原文抜粋:

「処刑台」に向かう北朝鮮女性10人…中国での”暴動首謀者”を強制送還

韓国紙・東亜日報は26日、中国に派遣された北朝鮮労働者約2000人が先月、賃金未払いに抗議して工場を占拠し、大規模なデモを行ったと伝えられる中、北朝鮮当局が暴動を主導した10人前後を北朝鮮に送還したと報じた。暴動参加者を全員帰国させたくても、国連安保理の制裁決議を気にする中国が同数の新規受け入れに否定的なことから、外貨稼ぎを優先して少数の送還にとどめたのだという。

暴動の現場となったのは縫製工場で、派遣されているのは当局側管理者を除き全員が女性だ。読売新聞によると、20歳代の元女性兵士が多数含まれた労働者らは人質に取った管理職代表を暴行し、死亡させたという。

送還された10人が処刑されるのは、間違いないと見られる。

暴動が起こったのは今月11日ごろで、現地駐在の北朝鮮当局者が収集を図ったもようだ。賃金の不払いは4-7年にわたり、その総額は約1000万米ドル(約15億円)に上るという。そして、そのカネはすでに「戦争準備資金」として本国に送金されていたとのことだ。

抽出項目一覧:
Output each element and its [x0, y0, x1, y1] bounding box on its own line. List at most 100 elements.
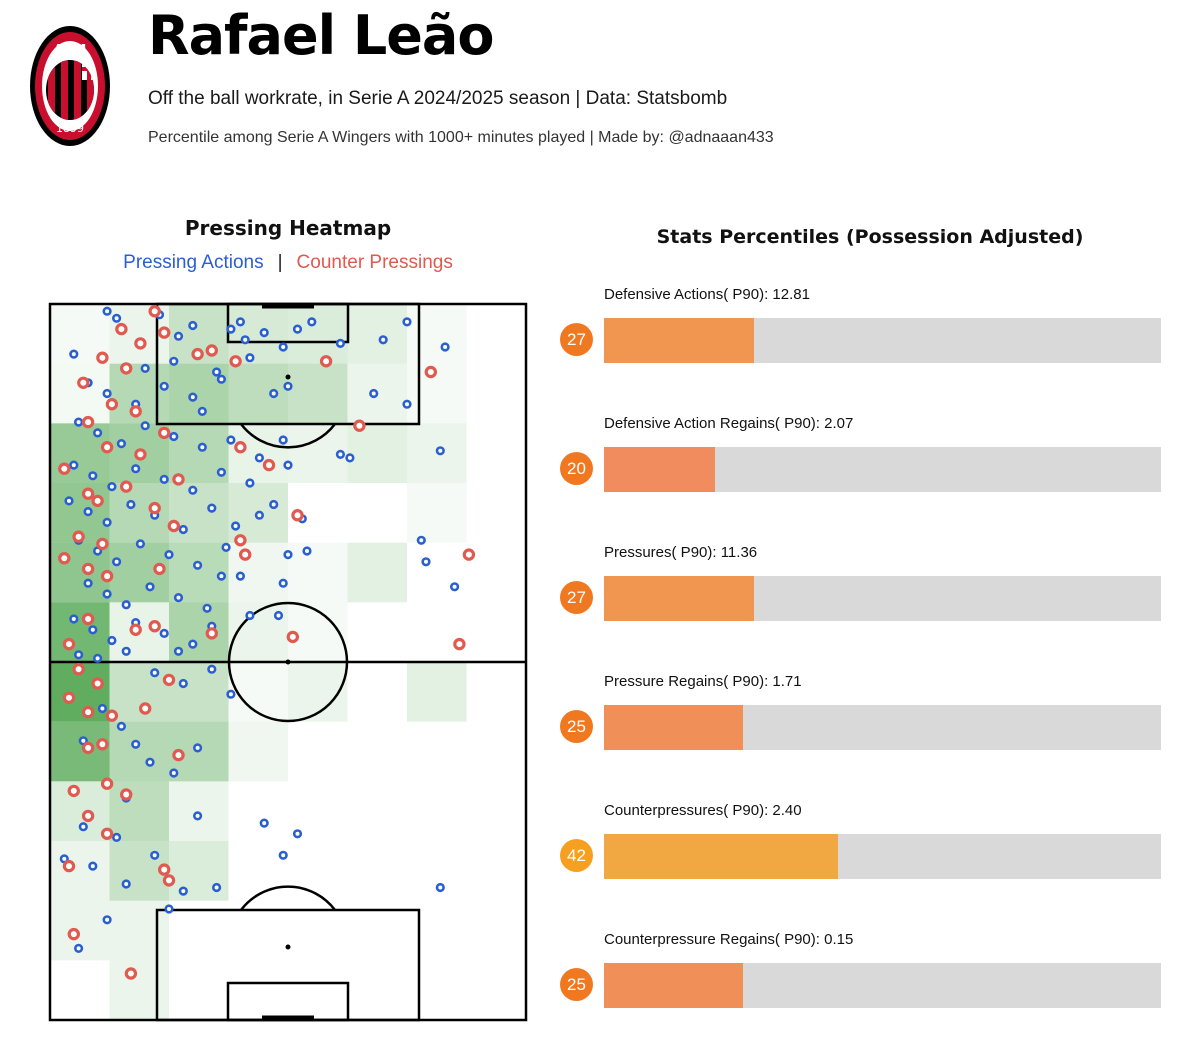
pressing-action-point — [102, 517, 112, 527]
counter-pressing-point — [291, 508, 304, 522]
pressing-action-point — [402, 317, 412, 327]
pressing-action-point — [302, 546, 312, 556]
counter-pressing-point — [119, 362, 133, 375]
counter-pressing-point — [115, 322, 128, 336]
counter-pressing-point — [262, 458, 276, 472]
centre-circle — [227, 601, 349, 723]
top-penalty-arc — [240, 423, 336, 449]
pressing-action-point — [278, 435, 288, 445]
stat-bar-fill — [604, 705, 744, 750]
counter-pressing-point — [129, 405, 142, 418]
pressing-action-point — [292, 829, 303, 839]
pressing-action-point — [369, 388, 379, 399]
counter-pressing-point — [229, 355, 242, 368]
pressing-action-point — [169, 356, 179, 366]
pressing-action-point — [159, 381, 169, 391]
counter-pressing-point — [91, 677, 104, 690]
counter-pressing-point — [148, 620, 161, 633]
stat-bar-track — [604, 576, 1161, 621]
pressing-action-point — [231, 521, 241, 531]
counter-pressing-point — [134, 448, 147, 461]
stat-bar-fill — [604, 576, 755, 621]
bottom-six-yard-box — [226, 981, 350, 1022]
pressing-action-point — [212, 367, 222, 377]
pressing-action-point — [216, 571, 226, 581]
pressing-action-point — [169, 768, 179, 778]
percentile-badge: 20 — [560, 452, 593, 485]
pressing-action-point — [102, 388, 112, 399]
pressing-action-point — [440, 342, 450, 352]
pressing-action-point — [202, 603, 212, 613]
pressing-action-point — [245, 353, 255, 363]
pressing-action-point — [164, 904, 174, 914]
pitch-lines — [48, 302, 528, 1022]
pressing-action-point — [193, 743, 203, 753]
pressing-action-point — [283, 381, 293, 391]
heat-cell — [109, 483, 169, 543]
counter-pressing-point — [58, 462, 71, 475]
heat-cell — [407, 304, 467, 364]
stat-label: Defensive Actions( P90): 12.81 — [604, 286, 810, 303]
pressing-action-point — [335, 449, 346, 459]
heat-cell — [109, 662, 169, 722]
logo-top-text: ACM — [54, 43, 87, 58]
heat-cell — [169, 841, 229, 901]
percentile-badge: 25 — [560, 968, 593, 1001]
stat-row: Defensive Action Regains( P90): 2.07 20 — [560, 415, 1170, 515]
counter-pressing-point — [172, 473, 185, 486]
bottom-penalty-arc — [240, 885, 336, 911]
pitch-heatmap — [48, 302, 528, 1022]
counter-pressing-point — [157, 426, 171, 440]
heat-cell — [169, 781, 229, 841]
pressing-action-point — [178, 524, 188, 535]
pressing-action-point — [278, 850, 288, 860]
counter-pressing-point — [153, 562, 166, 576]
pressing-action-point — [107, 482, 117, 492]
pressing-action-point — [145, 757, 155, 767]
pressing-action-point — [193, 811, 203, 821]
heat-cell — [169, 662, 229, 722]
pressing-action-point — [126, 499, 136, 510]
legend-pressing-actions: Pressing Actions — [123, 252, 264, 273]
ac-milan-crest-icon: ACM 1899 — [30, 26, 110, 146]
pressing-action-point — [188, 320, 198, 331]
pressing-action-point — [188, 392, 198, 402]
counter-pressing-point — [67, 784, 80, 798]
pressing-action-point — [193, 560, 203, 570]
stat-row: Defensive Actions( P90): 12.81 27 — [560, 286, 1170, 386]
pressing-action-point — [173, 593, 184, 603]
counter-pressing-point — [67, 927, 80, 941]
counter-pressing-point — [191, 347, 204, 361]
heat-cell — [228, 304, 288, 364]
logo-bottom-text: 1899 — [56, 122, 84, 135]
counter-pressing-point — [453, 637, 466, 651]
bottom-penalty-spot — [285, 944, 291, 950]
pressing-action-point — [283, 550, 293, 560]
counter-pressing-point — [129, 623, 142, 636]
counter-pressing-point — [81, 612, 95, 626]
heatmap-title: Pressing Heatmap — [184, 216, 392, 240]
pressing-action-point — [197, 442, 207, 452]
pressing-action-point — [140, 363, 150, 373]
stat-bar-track — [604, 705, 1161, 750]
pressing-action-point — [178, 886, 188, 896]
counter-pressing-point — [105, 709, 119, 722]
stat-row: Pressure Regains( P90): 1.71 25 — [560, 673, 1170, 773]
counter-pressing-point — [238, 548, 252, 561]
stat-bar-fill — [604, 318, 755, 363]
counter-pressing-point — [72, 530, 85, 543]
heat-cell — [50, 841, 110, 901]
heat-cell — [228, 423, 288, 483]
counter-pressing-points — [58, 304, 476, 980]
counter-pressing-point — [100, 777, 114, 790]
pressing-action-point — [92, 653, 103, 664]
pressing-action-point — [88, 625, 98, 635]
counter-pressing-point — [100, 440, 114, 454]
pressing-action-point — [226, 435, 236, 445]
counter-pressing-point — [96, 738, 109, 751]
heat-cell — [407, 483, 467, 543]
pressing-action-point — [259, 327, 269, 338]
percentile-badge: 27 — [560, 323, 593, 356]
pressing-action-point — [140, 421, 150, 431]
pressing-action-point — [150, 668, 160, 678]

課題の説明: 原文抜粋によると、暴動の現場となったのはどのような工場ですか。

解答全文: 縫製工場です。